### YOUR GOAL
Starting at the beginning of the data, reproduce each line exactly as it stands, and stop after the line that contains "skip-link[interactable]: Skip —".

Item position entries
==============================

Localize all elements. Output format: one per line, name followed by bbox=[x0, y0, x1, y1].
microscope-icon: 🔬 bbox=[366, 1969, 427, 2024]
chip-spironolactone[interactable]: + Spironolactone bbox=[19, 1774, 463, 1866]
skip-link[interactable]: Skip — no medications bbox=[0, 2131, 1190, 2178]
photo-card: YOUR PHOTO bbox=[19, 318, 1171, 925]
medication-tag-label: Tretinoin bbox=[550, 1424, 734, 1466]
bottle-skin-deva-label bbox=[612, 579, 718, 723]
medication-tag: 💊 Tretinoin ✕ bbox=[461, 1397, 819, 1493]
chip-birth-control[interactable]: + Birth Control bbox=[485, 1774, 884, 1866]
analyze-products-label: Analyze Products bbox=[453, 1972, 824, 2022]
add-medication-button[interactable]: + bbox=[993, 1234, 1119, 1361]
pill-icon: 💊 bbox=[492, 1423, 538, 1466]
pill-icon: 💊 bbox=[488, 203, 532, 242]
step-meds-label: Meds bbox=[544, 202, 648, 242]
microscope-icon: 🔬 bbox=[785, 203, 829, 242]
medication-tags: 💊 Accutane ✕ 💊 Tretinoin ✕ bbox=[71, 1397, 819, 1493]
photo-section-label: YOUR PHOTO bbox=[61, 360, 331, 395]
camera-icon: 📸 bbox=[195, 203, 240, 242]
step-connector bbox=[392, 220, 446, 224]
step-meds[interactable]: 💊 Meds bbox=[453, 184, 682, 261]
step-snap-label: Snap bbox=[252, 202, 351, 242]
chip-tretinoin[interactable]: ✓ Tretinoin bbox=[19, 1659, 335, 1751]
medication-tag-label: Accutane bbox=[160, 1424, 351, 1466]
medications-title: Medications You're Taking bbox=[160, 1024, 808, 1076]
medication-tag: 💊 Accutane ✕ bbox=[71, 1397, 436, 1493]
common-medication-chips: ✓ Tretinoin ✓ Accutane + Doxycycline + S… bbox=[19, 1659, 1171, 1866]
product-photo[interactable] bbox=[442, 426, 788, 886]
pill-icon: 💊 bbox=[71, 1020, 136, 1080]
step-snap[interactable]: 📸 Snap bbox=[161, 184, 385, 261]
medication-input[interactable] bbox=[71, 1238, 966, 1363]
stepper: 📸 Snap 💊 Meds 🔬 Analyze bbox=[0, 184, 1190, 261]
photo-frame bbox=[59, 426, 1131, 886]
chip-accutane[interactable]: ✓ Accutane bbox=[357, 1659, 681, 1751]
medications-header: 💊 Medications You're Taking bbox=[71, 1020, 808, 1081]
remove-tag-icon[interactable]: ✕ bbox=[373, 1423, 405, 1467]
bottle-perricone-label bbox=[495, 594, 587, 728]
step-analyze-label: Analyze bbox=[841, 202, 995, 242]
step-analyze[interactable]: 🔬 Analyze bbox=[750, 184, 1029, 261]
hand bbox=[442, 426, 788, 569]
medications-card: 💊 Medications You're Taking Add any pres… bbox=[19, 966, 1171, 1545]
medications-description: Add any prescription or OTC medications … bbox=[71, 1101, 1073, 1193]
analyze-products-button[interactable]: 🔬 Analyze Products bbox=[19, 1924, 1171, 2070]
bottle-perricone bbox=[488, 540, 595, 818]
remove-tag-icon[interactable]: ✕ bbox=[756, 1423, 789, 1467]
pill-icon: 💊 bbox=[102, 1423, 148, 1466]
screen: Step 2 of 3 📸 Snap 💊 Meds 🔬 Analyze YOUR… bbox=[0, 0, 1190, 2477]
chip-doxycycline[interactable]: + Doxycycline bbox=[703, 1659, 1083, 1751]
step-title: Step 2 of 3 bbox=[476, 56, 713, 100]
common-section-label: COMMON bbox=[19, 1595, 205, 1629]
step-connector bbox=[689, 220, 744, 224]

==============================

### ANSWER FOR THE TASK
Localize all elements. Output format: one per line, name followed by bbox=[x0, y0, x1, y1].
microscope-icon: 🔬 bbox=[366, 1969, 427, 2024]
chip-spironolactone[interactable]: + Spironolactone bbox=[19, 1774, 463, 1866]
skip-link[interactable]: Skip — no medications bbox=[0, 2131, 1190, 2178]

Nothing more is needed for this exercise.